BRIEF:
Please reproduce every record, keeping each one exactly as written.
## begin STORED ROWS
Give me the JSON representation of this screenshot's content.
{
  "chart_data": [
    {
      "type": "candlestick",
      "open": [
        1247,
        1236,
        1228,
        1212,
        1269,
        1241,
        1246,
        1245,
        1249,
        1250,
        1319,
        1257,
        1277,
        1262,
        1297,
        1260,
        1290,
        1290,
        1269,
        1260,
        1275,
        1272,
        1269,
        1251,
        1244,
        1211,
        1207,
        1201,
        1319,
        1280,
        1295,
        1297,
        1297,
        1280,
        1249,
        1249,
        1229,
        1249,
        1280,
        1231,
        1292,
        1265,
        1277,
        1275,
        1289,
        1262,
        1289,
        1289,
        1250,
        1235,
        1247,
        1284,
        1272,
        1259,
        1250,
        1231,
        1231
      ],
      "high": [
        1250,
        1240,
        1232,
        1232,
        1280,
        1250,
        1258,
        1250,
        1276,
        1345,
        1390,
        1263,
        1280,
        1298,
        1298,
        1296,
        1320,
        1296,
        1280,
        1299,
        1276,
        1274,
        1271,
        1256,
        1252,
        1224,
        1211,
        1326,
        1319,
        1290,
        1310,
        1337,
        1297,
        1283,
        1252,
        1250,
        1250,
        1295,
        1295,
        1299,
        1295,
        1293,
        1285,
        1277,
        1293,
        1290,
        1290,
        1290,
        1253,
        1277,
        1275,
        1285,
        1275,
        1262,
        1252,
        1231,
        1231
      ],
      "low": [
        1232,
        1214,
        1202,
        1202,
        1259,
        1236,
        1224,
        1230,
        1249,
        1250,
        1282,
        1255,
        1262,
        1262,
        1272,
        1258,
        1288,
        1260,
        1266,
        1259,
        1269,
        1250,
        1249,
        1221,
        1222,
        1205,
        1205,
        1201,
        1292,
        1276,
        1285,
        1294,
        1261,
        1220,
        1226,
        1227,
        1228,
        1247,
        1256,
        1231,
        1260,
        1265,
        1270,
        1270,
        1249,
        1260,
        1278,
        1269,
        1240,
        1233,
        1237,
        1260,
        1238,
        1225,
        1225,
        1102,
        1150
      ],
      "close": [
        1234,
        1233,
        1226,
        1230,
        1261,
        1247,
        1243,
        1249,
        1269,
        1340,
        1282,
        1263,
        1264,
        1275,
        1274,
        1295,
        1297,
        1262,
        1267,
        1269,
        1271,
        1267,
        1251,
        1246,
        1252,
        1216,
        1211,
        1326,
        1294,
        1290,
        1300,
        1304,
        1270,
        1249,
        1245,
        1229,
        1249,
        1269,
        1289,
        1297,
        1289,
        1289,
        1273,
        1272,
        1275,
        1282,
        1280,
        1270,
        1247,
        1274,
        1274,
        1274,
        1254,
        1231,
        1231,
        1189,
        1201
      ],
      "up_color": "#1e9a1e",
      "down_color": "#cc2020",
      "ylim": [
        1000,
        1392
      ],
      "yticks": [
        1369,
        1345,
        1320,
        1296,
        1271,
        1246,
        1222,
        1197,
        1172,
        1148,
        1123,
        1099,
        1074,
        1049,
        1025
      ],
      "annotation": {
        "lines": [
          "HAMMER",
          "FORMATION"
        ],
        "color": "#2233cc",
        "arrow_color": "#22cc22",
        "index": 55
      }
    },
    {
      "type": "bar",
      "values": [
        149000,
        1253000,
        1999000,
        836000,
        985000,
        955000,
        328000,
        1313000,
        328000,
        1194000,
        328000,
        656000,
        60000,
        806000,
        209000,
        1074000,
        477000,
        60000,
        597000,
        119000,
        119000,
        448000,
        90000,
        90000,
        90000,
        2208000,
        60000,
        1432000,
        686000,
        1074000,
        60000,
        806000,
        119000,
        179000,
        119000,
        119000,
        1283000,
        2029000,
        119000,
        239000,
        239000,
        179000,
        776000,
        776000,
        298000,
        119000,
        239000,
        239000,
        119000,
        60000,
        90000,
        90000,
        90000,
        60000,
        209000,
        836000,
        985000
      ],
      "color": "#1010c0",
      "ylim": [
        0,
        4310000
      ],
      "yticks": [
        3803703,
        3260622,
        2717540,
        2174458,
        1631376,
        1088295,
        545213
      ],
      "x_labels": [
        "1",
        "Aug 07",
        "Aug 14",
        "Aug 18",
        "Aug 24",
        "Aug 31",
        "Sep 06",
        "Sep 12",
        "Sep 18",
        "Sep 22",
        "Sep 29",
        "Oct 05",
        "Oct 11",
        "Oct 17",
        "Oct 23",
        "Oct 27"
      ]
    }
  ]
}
## end STORED ROWS
FINISHED TASK:
Give me the JSON representation of this screenshot's content.
{
  "chart_data": [
    {
      "type": "candlestick",
      "open": [
        1247,
        1236,
        1228,
        1212,
        1269,
        1241,
        1246,
        1245,
        1249,
        1250,
        1319,
        1257,
        1277,
        1262,
        1297,
        1260,
        1290,
        1290,
        1269,
        1260,
        1275,
        1272,
        1269,
        1251,
        1244,
        1211,
        1207,
        1201,
        1319,
        1280,
        1295,
        1297,
        1297,
        1280,
        1249,
        1249,
        1229,
        1249,
        1280,
        1231,
        1292,
        1265,
        1277,
        1275,
        1289,
        1262,
        1289,
        1289,
        1250,
        1235,
        1247,
        1284,
        1272,
        1259,
        1250,
        1231,
        1231
      ],
      "high": [
        1250,
        1240,
        1232,
        1232,
        1280,
        1250,
        1258,
        1250,
        1276,
        1345,
        1390,
        1263,
        1280,
        1298,
        1298,
        1296,
        1320,
        1296,
        1280,
        1299,
        1276,
        1274,
        1271,
        1256,
        1252,
        1224,
        1211,
        1326,
        1319,
        1290,
        1310,
        1337,
        1297,
        1283,
        1252,
        1250,
        1250,
        1295,
        1295,
        1299,
        1295,
        1293,
        1285,
        1277,
        1293,
        1290,
        1290,
        1290,
        1253,
        1277,
        1275,
        1285,
        1275,
        1262,
        1252,
        1231,
        1231
      ],
      "low": [
        1232,
        1214,
        1202,
        1202,
        1259,
        1236,
        1224,
        1230,
        1249,
        1250,
        1282,
        1255,
        1262,
        1262,
        1272,
        1258,
        1288,
        1260,
        1266,
        1259,
        1269,
        1250,
        1249,
        1221,
        1222,
        1205,
        1205,
        1201,
        1292,
        1276,
        1285,
        1294,
        1261,
        1220,
        1226,
        1227,
        1228,
        1247,
        1256,
        1231,
        1260,
        1265,
        1270,
        1270,
        1249,
        1260,
        1278,
        1269,
        1240,
        1233,
        1237,
        1260,
        1238,
        1225,
        1225,
        1102,
        1150
      ],
      "close": [
        1234,
        1233,
        1226,
        1230,
        1261,
        1247,
        1243,
        1249,
        1269,
        1340,
        1282,
        1263,
        1264,
        1275,
        1274,
        1295,
        1297,
        1262,
        1267,
        1269,
        1271,
        1267,
        1251,
        1246,
        1252,
        1216,
        1211,
        1326,
        1294,
        1290,
        1300,
        1304,
        1270,
        1249,
        1245,
        1229,
        1249,
        1269,
        1289,
        1297,
        1289,
        1289,
        1273,
        1272,
        1275,
        1282,
        1280,
        1270,
        1247,
        1274,
        1274,
        1274,
        1254,
        1231,
        1231,
        1189,
        1201
      ],
      "up_color": "#1e9a1e",
      "down_color": "#cc2020",
      "ylim": [
        1000,
        1392
      ],
      "yticks": [
        1369,
        1345,
        1320,
        1296,
        1271,
        1246,
        1222,
        1197,
        1172,
        1148,
        1123,
        1099,
        1074,
        1049,
        1025
      ],
      "annotation": {
        "lines": [
          "HAMMER",
          "FORMATION"
        ],
        "color": "#2233cc",
        "arrow_color": "#22cc22",
        "index": 55
      }
    },
    {
      "type": "bar",
      "values": [
        149000,
        1253000,
        1999000,
        836000,
        985000,
        955000,
        328000,
        1313000,
        328000,
        1194000,
        328000,
        656000,
        60000,
        806000,
        209000,
        1074000,
        477000,
        60000,
        597000,
        119000,
        119000,
        448000,
        90000,
        90000,
        90000,
        2208000,
        60000,
        1432000,
        686000,
        1074000,
        60000,
        806000,
        119000,
        179000,
        119000,
        119000,
        1283000,
        2029000,
        119000,
        239000,
        239000,
        179000,
        776000,
        776000,
        298000,
        119000,
        239000,
        239000,
        119000,
        60000,
        90000,
        90000,
        90000,
        60000,
        209000,
        836000,
        985000
      ],
      "color": "#1010c0",
      "ylim": [
        0,
        4310000
      ],
      "yticks": [
        3803703,
        3260622,
        2717540,
        2174458,
        1631376,
        1088295,
        545213
      ],
      "x_labels": [
        "1",
        "Aug 07",
        "Aug 14",
        "Aug 18",
        "Aug 24",
        "Aug 31",
        "Sep 06",
        "Sep 12",
        "Sep 18",
        "Sep 22",
        "Sep 29",
        "Oct 05",
        "Oct 11",
        "Oct 17",
        "Oct 23",
        "Oct 27"
      ]
    }
  ]
}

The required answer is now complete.